Your task ->
The entries below should be transcribed in their entirety, exactly as written.

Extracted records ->

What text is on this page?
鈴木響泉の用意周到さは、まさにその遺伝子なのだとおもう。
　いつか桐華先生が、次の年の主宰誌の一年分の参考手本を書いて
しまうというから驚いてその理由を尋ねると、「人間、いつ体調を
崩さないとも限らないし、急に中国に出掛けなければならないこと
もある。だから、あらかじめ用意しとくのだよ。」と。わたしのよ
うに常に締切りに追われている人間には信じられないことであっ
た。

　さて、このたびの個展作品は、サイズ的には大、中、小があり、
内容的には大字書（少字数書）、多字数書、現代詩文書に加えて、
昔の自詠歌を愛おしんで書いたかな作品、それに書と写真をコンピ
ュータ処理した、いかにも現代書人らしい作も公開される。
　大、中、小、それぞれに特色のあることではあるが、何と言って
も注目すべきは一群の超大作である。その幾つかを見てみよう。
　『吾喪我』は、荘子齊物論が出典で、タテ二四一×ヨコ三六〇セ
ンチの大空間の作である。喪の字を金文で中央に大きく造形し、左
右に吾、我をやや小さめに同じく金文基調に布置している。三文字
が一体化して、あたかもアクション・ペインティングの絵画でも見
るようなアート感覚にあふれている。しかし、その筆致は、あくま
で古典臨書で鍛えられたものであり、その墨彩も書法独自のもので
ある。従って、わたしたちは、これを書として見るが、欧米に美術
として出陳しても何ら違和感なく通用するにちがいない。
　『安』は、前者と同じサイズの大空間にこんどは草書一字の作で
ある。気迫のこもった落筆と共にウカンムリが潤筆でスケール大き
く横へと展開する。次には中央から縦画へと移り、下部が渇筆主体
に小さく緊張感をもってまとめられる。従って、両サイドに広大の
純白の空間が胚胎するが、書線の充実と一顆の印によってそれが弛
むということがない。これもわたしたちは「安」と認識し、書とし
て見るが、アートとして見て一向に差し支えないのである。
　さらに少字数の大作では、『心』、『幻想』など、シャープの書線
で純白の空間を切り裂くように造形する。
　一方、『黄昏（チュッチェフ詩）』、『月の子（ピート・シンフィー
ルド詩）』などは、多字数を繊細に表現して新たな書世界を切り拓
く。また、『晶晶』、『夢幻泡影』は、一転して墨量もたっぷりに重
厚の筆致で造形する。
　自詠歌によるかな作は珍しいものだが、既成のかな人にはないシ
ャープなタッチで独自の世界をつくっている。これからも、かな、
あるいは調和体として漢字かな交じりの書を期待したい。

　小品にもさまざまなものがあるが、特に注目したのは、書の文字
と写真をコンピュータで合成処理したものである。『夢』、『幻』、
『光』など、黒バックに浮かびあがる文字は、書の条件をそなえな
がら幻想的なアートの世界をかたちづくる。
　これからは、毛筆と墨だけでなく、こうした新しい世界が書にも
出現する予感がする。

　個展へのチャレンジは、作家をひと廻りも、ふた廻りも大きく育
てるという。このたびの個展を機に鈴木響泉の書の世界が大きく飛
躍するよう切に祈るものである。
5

Solution for this exercise ->
What text is on this page?
鈴木響泉の用意周到さは、まさにその遺伝子なのだとおもう。
　いつか桐華先生が、次の年の主宰誌の一年分の参考手本を書いて
しまうというから驚いてその理由を尋ねると、「人間、いつ体調を
崩さないとも限らないし、急に中国に出掛けなければならないこと
もある。だから、あらかじめ用意しとくのだよ。」と。わたしのよ
うに常に締切りに追われている人間には信じられないことであっ
た。

　さて、このたびの個展作品は、サイズ的には大、中、小があり、
内容的には大字書（少字数書）、多字数書、現代詩文書に加えて、
昔の自詠歌を愛おしんで書いたかな作品、それに書と写真をコンピ
ュータ処理した、いかにも現代書人らしい作も公開される。
　大、中、小、それぞれに特色のあることではあるが、何と言って
も注目すべきは一群の超大作である。その幾つかを見てみよう。
　『吾喪我』は、荘子齊物論が出典で、タテ二四一×ヨコ三六〇セ
ンチの大空間の作である。喪の字を金文で中央に大きく造形し、左
右に吾、我をやや小さめに同じく金文基調に布置している。三文字
が一体化して、あたかもアクション・ペインティングの絵画でも見
るようなアート感覚にあふれている。しかし、その筆致は、あくま
で古典臨書で鍛えられたものであり、その墨彩も書法独自のもので
ある。従って、わたしたちは、これを書として見るが、欧米に美術
として出陳しても何ら違和感なく通用するにちがいない。
　『安』は、前者と同じサイズの大空間にこんどは草書一字の作で
ある。気迫のこもった落筆と共にウカンムリが潤筆でスケール大き
く横へと展開する。次には中央から縦画へと移り、下部が渇筆主体
に小さく緊張感をもってまとめられる。従って、両サイドに広大の
純白の空間が胚胎するが、書線の充実と一顆の印によってそれが弛
むということがない。これもわたしたちは「安」と認識し、書とし
て見るが、アートとして見て一向に差し支えないのである。
　さらに少字数の大作では、『心』、『幻想』など、シャープの書線
で純白の空間を切り裂くように造形する。
　一方、『黄昏（チュッチェフ詩）』、『月の子（ピート・シンフィー
ルド詩）』などは、多字数を繊細に表現して新たな書世界を切り拓
く。また、『晶晶』、『夢幻泡影』は、一転して墨量もたっぷりに重
厚の筆致で造形する。
　自詠歌によるかな作は珍しいものだが、既成のかな人にはないシ
ャープなタッチで独自の世界をつくっている。これからも、かな、
あるいは調和体として漢字かな交じりの書を期待したい。

　小品にもさまざまなものがあるが、特に注目したのは、書の文字
と写真をコンピュータで合成処理したものである。『夢』、『幻』、
『光』など、黒バックに浮かびあがる文字は、書の条件をそなえな
がら幻想的なアートの世界をかたちづくる。
　これからは、毛筆と墨だけでなく、こうした新しい世界が書にも
出現する予感がする。

　個展へのチャレンジは、作家をひと廻りも、ふた廻りも大きく育
てるという。このたびの個展を機に鈴木響泉の書の世界が大きく飛
躍するよう切に祈るものである。
5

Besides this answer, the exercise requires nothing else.